Stated goal: Copy each line of the data below with the word "Trần".

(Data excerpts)
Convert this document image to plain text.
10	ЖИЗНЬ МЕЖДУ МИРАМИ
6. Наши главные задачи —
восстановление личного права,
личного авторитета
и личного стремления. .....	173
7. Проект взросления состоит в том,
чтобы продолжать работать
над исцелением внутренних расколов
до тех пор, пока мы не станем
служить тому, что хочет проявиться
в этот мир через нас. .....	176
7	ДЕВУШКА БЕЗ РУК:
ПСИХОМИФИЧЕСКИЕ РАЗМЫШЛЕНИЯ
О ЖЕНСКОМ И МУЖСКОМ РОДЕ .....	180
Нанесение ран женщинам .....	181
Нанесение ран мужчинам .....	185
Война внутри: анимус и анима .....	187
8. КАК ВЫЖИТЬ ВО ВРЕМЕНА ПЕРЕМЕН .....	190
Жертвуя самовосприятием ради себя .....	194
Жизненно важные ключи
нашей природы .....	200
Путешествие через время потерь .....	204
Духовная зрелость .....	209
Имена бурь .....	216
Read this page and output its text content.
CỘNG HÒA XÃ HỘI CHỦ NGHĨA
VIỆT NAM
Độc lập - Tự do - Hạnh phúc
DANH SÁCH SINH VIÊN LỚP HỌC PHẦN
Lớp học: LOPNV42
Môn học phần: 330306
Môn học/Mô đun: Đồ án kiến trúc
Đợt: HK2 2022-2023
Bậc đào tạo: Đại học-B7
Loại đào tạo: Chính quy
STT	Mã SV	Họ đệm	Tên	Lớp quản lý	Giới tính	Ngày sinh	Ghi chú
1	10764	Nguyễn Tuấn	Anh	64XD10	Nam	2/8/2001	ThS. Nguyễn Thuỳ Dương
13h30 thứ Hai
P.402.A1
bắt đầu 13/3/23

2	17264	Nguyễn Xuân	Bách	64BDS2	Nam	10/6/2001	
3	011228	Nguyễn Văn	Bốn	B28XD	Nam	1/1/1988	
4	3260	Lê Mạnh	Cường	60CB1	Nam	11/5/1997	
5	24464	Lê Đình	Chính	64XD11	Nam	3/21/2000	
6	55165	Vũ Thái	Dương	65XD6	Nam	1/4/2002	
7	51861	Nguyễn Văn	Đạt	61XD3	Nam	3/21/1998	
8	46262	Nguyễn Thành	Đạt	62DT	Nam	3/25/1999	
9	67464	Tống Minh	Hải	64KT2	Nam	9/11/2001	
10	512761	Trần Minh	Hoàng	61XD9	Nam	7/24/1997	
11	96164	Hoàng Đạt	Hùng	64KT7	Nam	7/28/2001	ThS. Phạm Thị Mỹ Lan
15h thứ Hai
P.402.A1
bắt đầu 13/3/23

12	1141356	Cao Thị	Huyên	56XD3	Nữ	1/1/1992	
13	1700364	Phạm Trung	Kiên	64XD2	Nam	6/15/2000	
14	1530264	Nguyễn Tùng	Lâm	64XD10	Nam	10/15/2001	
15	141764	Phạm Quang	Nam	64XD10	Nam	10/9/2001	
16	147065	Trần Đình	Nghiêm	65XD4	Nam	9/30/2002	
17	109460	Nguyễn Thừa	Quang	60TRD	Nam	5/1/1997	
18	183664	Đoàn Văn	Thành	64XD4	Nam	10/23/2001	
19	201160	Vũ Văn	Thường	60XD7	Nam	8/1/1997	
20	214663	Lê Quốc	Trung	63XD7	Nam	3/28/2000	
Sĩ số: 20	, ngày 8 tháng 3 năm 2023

Written response:
10	512761	Trần Minh	Hoàng	61XD9	Nam	7/24/1997	
16	147065	Trần Đình	Nghiêm	65XD4	Nam	9/30/2002	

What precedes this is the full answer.